Aim:
Return the following lines and nothing else: the one holding "Type out the text in this image." and all those after it in the records below, unchanged, minus any pictures.

○ ○ ○ ○

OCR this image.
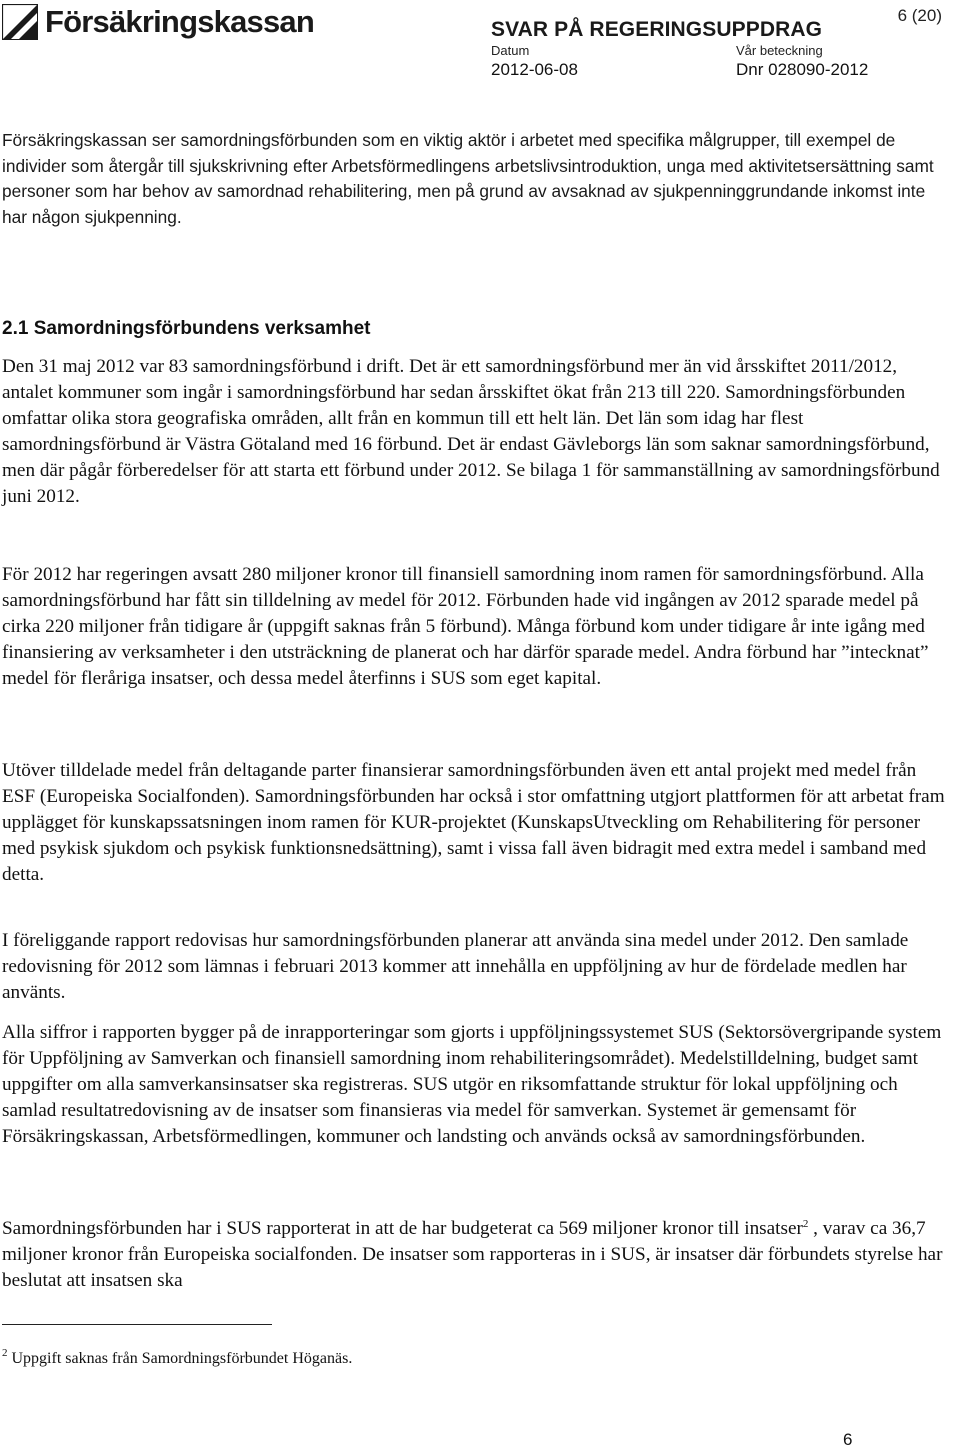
Försäkringskassan	6 (20)
SVAR PÅ REGERINGSUPPDRAG
Datum	Vår beteckning
2012-06-08	Dnr 028090-2012

Försäkringskassan ser samordningsförbunden som en viktig aktör i arbetet med specifika målgrupper, till exempel de individer som återgår till sjukskrivning efter Arbetsförmedlingens arbetslivsintroduktion, unga med aktivitetsersättning samt personer som har behov av samordnad rehabilitering, men på grund av avsaknad av sjukpenninggrundande inkomst inte har någon sjukpenning.

2.1 Samordningsförbundens verksamhet

Den 31 maj 2012 var 83 samordningsförbund i drift. Det är ett samordningsförbund mer än vid årsskiftet 2011/2012, antalet kommuner som ingår i samordningsförbund har sedan årsskiftet ökat från 213 till 220. Samordningsförbunden omfattar olika stora geografiska områden, allt från en kommun till ett helt län. Det län som idag har flest samordningsförbund är Västra Götaland med 16 förbund. Det är endast Gävleborgs län som saknar samordningsförbund, men där pågår förberedelser för att starta ett förbund under 2012. Se bilaga 1 för sammanställning av samordningsförbund juni 2012.

För 2012 har regeringen avsatt 280 miljoner kronor till finansiell samordning inom ramen för samordningsförbund. Alla samordningsförbund har fått sin tilldelning av medel för 2012. Förbunden hade vid ingången av 2012 sparade medel på cirka 220 miljoner från tidigare år (uppgift saknas från 5 förbund). Många förbund kom under tidigare år inte igång med finansiering av verksamheter i den utsträckning de planerat och har därför sparade medel. Andra förbund har ”intecknat” medel för fleråriga insatser, och dessa medel återfinns i SUS som eget kapital.

Utöver tilldelade medel från deltagande parter finansierar samordningsförbunden även ett antal projekt med medel från ESF (Europeiska Socialfonden). Samordningsförbunden har också i stor omfattning utgjort plattformen för att arbetat fram upplägget för kunskapssatsningen inom ramen för KUR-projektet (KunskapsUtveckling om Rehabilitering för personer med psykisk sjukdom och psykisk funktionsnedsättning), samt i vissa fall även bidragit med extra medel i samband med detta.

I föreliggande rapport redovisas hur samordningsförbunden planerar att använda sina medel under 2012. Den samlade redovisning för 2012 som lämnas i februari 2013 kommer att innehålla en uppföljning av hur de fördelade medlen har använts.

Alla siffror i rapporten bygger på de inrapporteringar som gjorts i uppföljningssystemet SUS (Sektorsövergripande system för Uppföljning av Samverkan och finansiell samordning inom rehabiliteringsområdet). Medelstilldelning, budget samt uppgifter om alla samverkansinsatser ska registreras. SUS utgör en riksomfattande struktur för lokal uppföljning och samlad resultatredovisning av de insatser som finansieras via medel för samverkan. Systemet är gemensamt för Försäkringskassan, Arbetsförmedlingen, kommuner och landsting och används också av samordningsförbunden.

Samordningsförbunden har i SUS rapporterat in att de har budgeterat ca 569 miljoner kronor till insatser$^2$ , varav ca 36,7 miljoner kronor från Europeiska socialfonden. De insatser som rapporteras in i SUS, är insatser där förbundets styrelse har beslutat att insatsen ska

$^2$ Uppgift saknas från Samordningsförbundet Höganäs.

6
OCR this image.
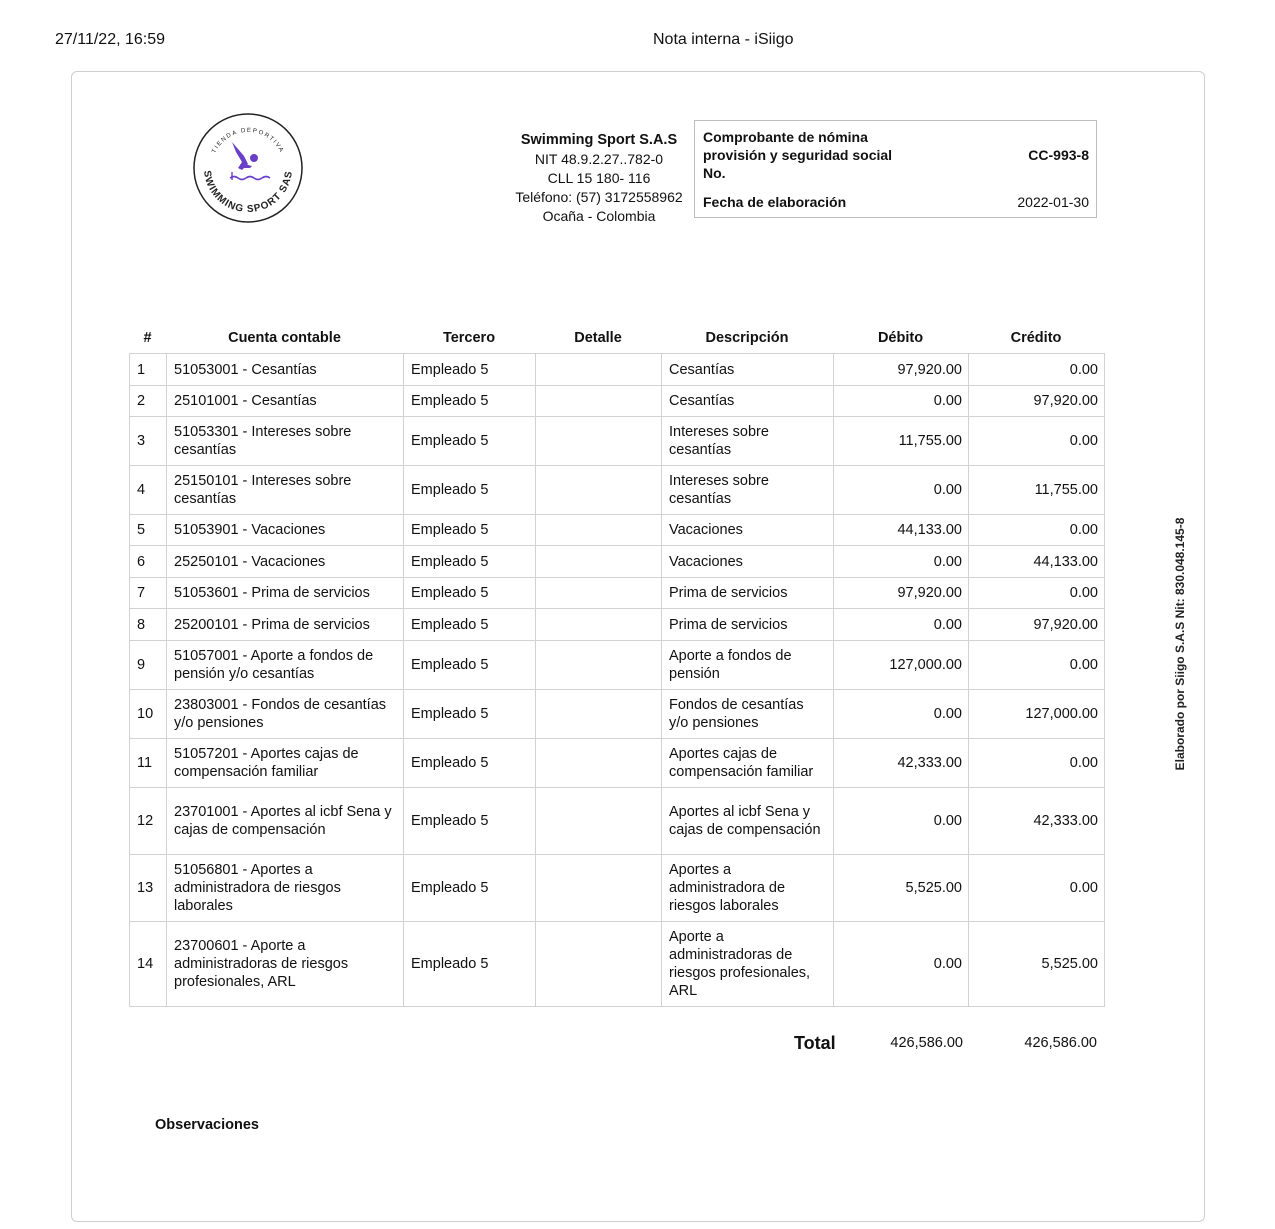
27/11/22, 16:59	Nota interna - iSiigo
TIENDA DEPORTIVA
SWIMMING SPORT SAS
Swimming Sport S.A.S
NIT 48.9.2.27..782-0
CLL 15 180- 116
Teléfono: (57) 3172558962
Ocaña - Colombia
Comprobante de nómina provisión y seguridad social No.
CC-993-8
Fecha de elaboración	2022-01-30
#	Cuenta contable	Tercero	Detalle	Descripción	Débito	Crédito
1	51053001 - Cesantías	Empleado 5		Cesantías	97,920.00	0.00
2	25101001 - Cesantías	Empleado 5		Cesantías	0.00	97,920.00
3	51053301 - Intereses sobre cesantías	Empleado 5		Intereses sobre cesantías	11,755.00	0.00
4	25150101 - Intereses sobre cesantías	Empleado 5		Intereses sobre cesantías	0.00	11,755.00
5	51053901 - Vacaciones	Empleado 5		Vacaciones	44,133.00	0.00
6	25250101 - Vacaciones	Empleado 5		Vacaciones	0.00	44,133.00
7	51053601 - Prima de servicios	Empleado 5		Prima de servicios	97,920.00	0.00
8	25200101 - Prima de servicios	Empleado 5		Prima de servicios	0.00	97,920.00
9	51057001 - Aporte a fondos de pensión y/o cesantías	Empleado 5		Aporte a fondos de pensión	127,000.00	0.00
10	23803001 - Fondos de cesantías y/o pensiones	Empleado 5		Fondos de cesantías y/o pensiones	0.00	127,000.00
11	51057201 - Aportes cajas de compensación familiar	Empleado 5		Aportes cajas de compensación familiar	42,333.00	0.00
12	23701001 - Aportes al icbf Sena y cajas de compensación	Empleado 5		Aportes al icbf Sena y cajas de compensación	0.00	42,333.00
13	51056801 - Aportes a administradora de riesgos laborales	Empleado 5		Aportes a administradora de riesgos laborales	5,525.00	0.00
14	23700601 - Aporte a administradoras de riesgos profesionales, ARL	Empleado 5		Aporte a administradoras de riesgos profesionales, ARL	0.00	5,525.00
Total	426,586.00	426,586.00
Observaciones
Elaborado por Siigo S.A.S Nit: 830.048.145-8
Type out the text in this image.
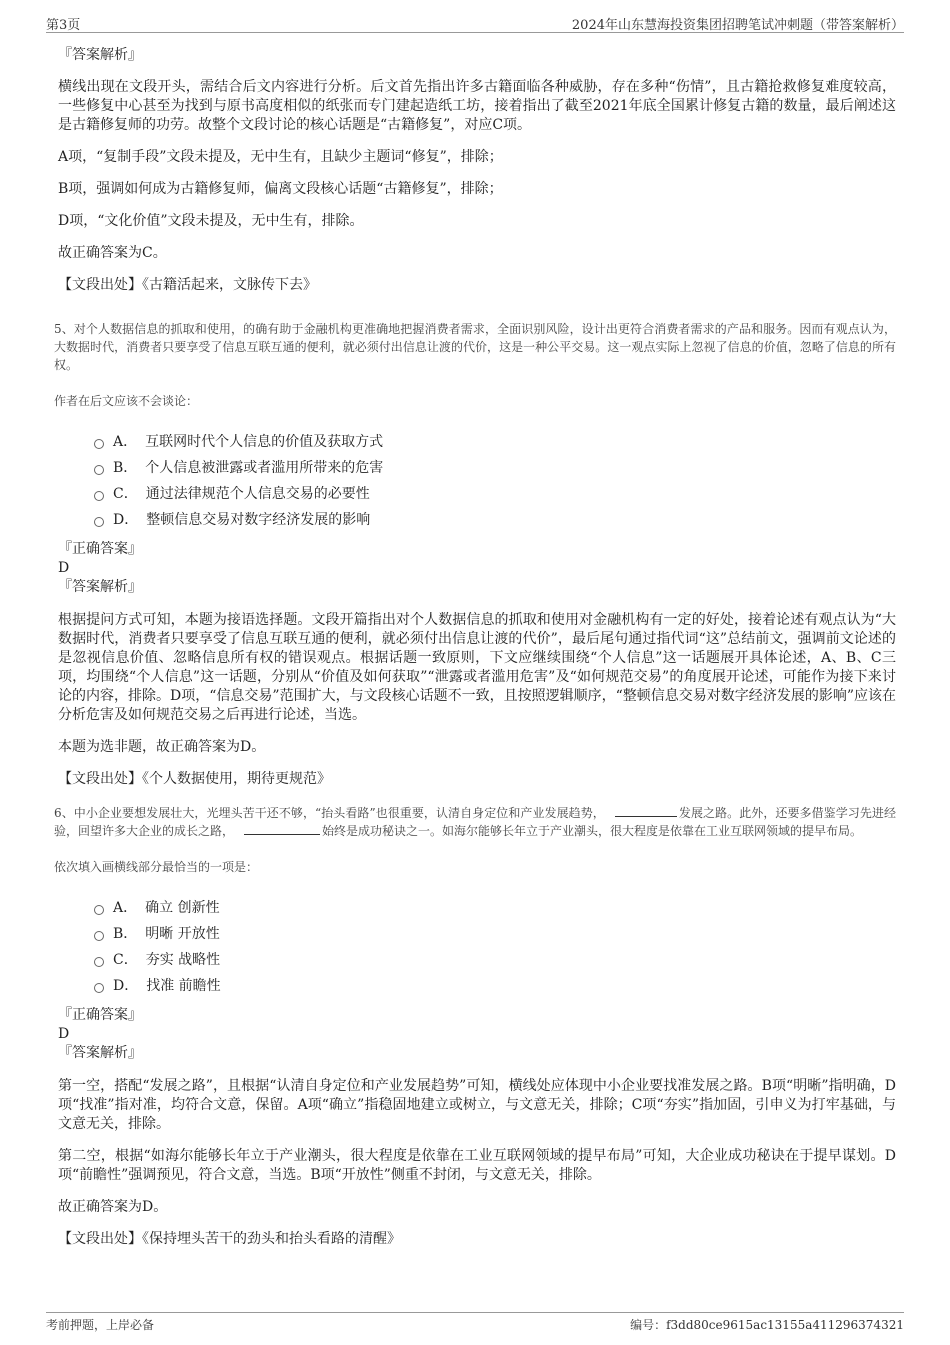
第3页	2024年山东慧海投资集团招聘笔试冲刺题（带答案解析）
『答案解析』
横线出现在文段开头，需结合后文内容进行分析。后文首先指出许多古籍面临各种威胁，存在多种“伤情”，且古籍抢救修复难度较高，一些修复中心甚至为找到与原书高度相似的纸张而专门建起造纸工坊，接着指出了截至2021年底全国累计修复古籍的数量，最后阐述这是古籍修复师的功劳。故整个文段讨论的核心话题是“古籍修复”，对应C项。
A项，“复制手段”文段未提及，无中生有，且缺少主题词“修复”，排除；
B项，强调如何成为古籍修复师，偏离文段核心话题“古籍修复”，排除；
D项，“文化价值”文段未提及，无中生有，排除。
故正确答案为C。
【文段出处】《古籍活起来，文脉传下去》
5、对个人数据信息的抓取和使用，的确有助于金融机构更准确地把握消费者需求，全面识别风险，设计出更符合消费者需求的产品和服务。因而有观点认为，大数据时代，消费者只要享受了信息互联互通的便利，就必须付出信息让渡的代价，这是一种公平交易。这一观点实际上忽视了信息的价值，忽略了信息的所有权。
作者在后文应该不会谈论：
A． 互联网时代个人信息的价值及获取方式
B． 个人信息被泄露或者滥用所带来的危害
C． 通过法律规范个人信息交易的必要性
D． 整顿信息交易对数字经济发展的影响
『正确答案』
D
『答案解析』
根据提问方式可知，本题为接语选择题。文段开篇指出对个人数据信息的抓取和使用对金融机构有一定的好处，接着论述有观点认为“大数据时代，消费者只要享受了信息互联互通的便利，就必须付出信息让渡的代价”，最后尾句通过指代词“这”总结前文，强调前文论述的是忽视信息价值、忽略信息所有权的错误观点。根据话题一致原则，下文应继续围绕“个人信息”这一话题展开具体论述，A、B、C三项，均围绕“个人信息”这一话题，分别从“价值及如何获取”“泄露或者滥用危害”及“如何规范交易”的角度展开论述，可能作为接下来讨论的内容，排除。D项，“信息交易”范围扩大，与文段核心话题不一致，且按照逻辑顺序，“整顿信息交易对数字经济发展的影响”应该在分析危害及如何规范交易之后再进行论述，当选。
本题为选非题，故正确答案为D。
【文段出处】《个人数据使用，期待更规范》
6、中小企业要想发展壮大，光埋头苦干还不够，“抬头看路”也很重要，认清自身定位和产业发展趋势，	发展之路。此外，还要多借鉴学习先进经验，回望许多大企业的成长之路，	始终是成功秘诀之一。如海尔能够长年立于产业潮头，很大程度是依靠在工业互联网领域的提早布局。
依次填入画横线部分最恰当的一项是：
A． 确立 创新性
B． 明晰 开放性
C． 夯实 战略性
D． 找准 前瞻性
『正确答案』
D
『答案解析』
第一空，搭配“发展之路”，且根据“认清自身定位和产业发展趋势”可知，横线处应体现中小企业要找准发展之路。B项“明晰”指明确，D项“找准”指对准，均符合文意，保留。A项“确立”指稳固地建立或树立，与文意无关，排除；C项“夯实”指加固，引申义为打牢基础，与文意无关，排除。
第二空，根据“如海尔能够长年立于产业潮头，很大程度是依靠在工业互联网领域的提早布局”可知，大企业成功秘诀在于提早谋划。D项“前瞻性”强调预见，符合文意，当选。B项“开放性”侧重不封闭，与文意无关，排除。
故正确答案为D。
【文段出处】《保持埋头苦干的劲头和抬头看路的清醒》
考前押题，上岸必备	编号：f3dd80ce9615ac13155a411296374321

○ ○ ○ ○

Correct result:
Type out the text in this image.
第3页	2024年山东慧海投资集团招聘笔试冲刺题（带答案解析）
『答案解析』
横线出现在文段开头，需结合后文内容进行分析。后文首先指出许多古籍面临各种威胁，存在多种“伤情”，且古籍抢救修复难度较高，一些修复中心甚至为找到与原书高度相似的纸张而专门建起造纸工坊，接着指出了截至2021年底全国累计修复古籍的数量，最后阐述这是古籍修复师的功劳。故整个文段讨论的核心话题是“古籍修复”，对应C项。
A项，“复制手段”文段未提及，无中生有，且缺少主题词“修复”，排除；
B项，强调如何成为古籍修复师，偏离文段核心话题“古籍修复”，排除；
D项，“文化价值”文段未提及，无中生有，排除。
故正确答案为C。
【文段出处】《古籍活起来，文脉传下去》
5、对个人数据信息的抓取和使用，的确有助于金融机构更准确地把握消费者需求，全面识别风险，设计出更符合消费者需求的产品和服务。因而有观点认为，大数据时代，消费者只要享受了信息互联互通的便利，就必须付出信息让渡的代价，这是一种公平交易。这一观点实际上忽视了信息的价值，忽略了信息的所有权。
作者在后文应该不会谈论：
A． 互联网时代个人信息的价值及获取方式
B． 个人信息被泄露或者滥用所带来的危害
C． 通过法律规范个人信息交易的必要性
D． 整顿信息交易对数字经济发展的影响
『正确答案』
D
『答案解析』
根据提问方式可知，本题为接语选择题。文段开篇指出对个人数据信息的抓取和使用对金融机构有一定的好处，接着论述有观点认为“大数据时代，消费者只要享受了信息互联互通的便利，就必须付出信息让渡的代价”，最后尾句通过指代词“这”总结前文，强调前文论述的是忽视信息价值、忽略信息所有权的错误观点。根据话题一致原则，下文应继续围绕“个人信息”这一话题展开具体论述，A、B、C三项，均围绕“个人信息”这一话题，分别从“价值及如何获取”“泄露或者滥用危害”及“如何规范交易”的角度展开论述，可能作为接下来讨论的内容，排除。D项，“信息交易”范围扩大，与文段核心话题不一致，且按照逻辑顺序，“整顿信息交易对数字经济发展的影响”应该在分析危害及如何规范交易之后再进行论述，当选。
本题为选非题，故正确答案为D。
【文段出处】《个人数据使用，期待更规范》
6、中小企业要想发展壮大，光埋头苦干还不够，“抬头看路”也很重要，认清自身定位和产业发展趋势，	发展之路。此外，还要多借鉴学习先进经验，回望许多大企业的成长之路，	始终是成功秘诀之一。如海尔能够长年立于产业潮头，很大程度是依靠在工业互联网领域的提早布局。
依次填入画横线部分最恰当的一项是：
A． 确立 创新性
B． 明晰 开放性
C． 夯实 战略性
D． 找准 前瞻性
『正确答案』
D
『答案解析』
第一空，搭配“发展之路”，且根据“认清自身定位和产业发展趋势”可知，横线处应体现中小企业要找准发展之路。B项“明晰”指明确，D项“找准”指对准，均符合文意，保留。A项“确立”指稳固地建立或树立，与文意无关，排除；C项“夯实”指加固，引申义为打牢基础，与文意无关，排除。
第二空，根据“如海尔能够长年立于产业潮头，很大程度是依靠在工业互联网领域的提早布局”可知，大企业成功秘诀在于提早谋划。D项“前瞻性”强调预见，符合文意，当选。B项“开放性”侧重不封闭，与文意无关，排除。
故正确答案为D。
【文段出处】《保持埋头苦干的劲头和抬头看路的清醒》
考前押题，上岸必备	编号：f3dd80ce9615ac13155a411296374321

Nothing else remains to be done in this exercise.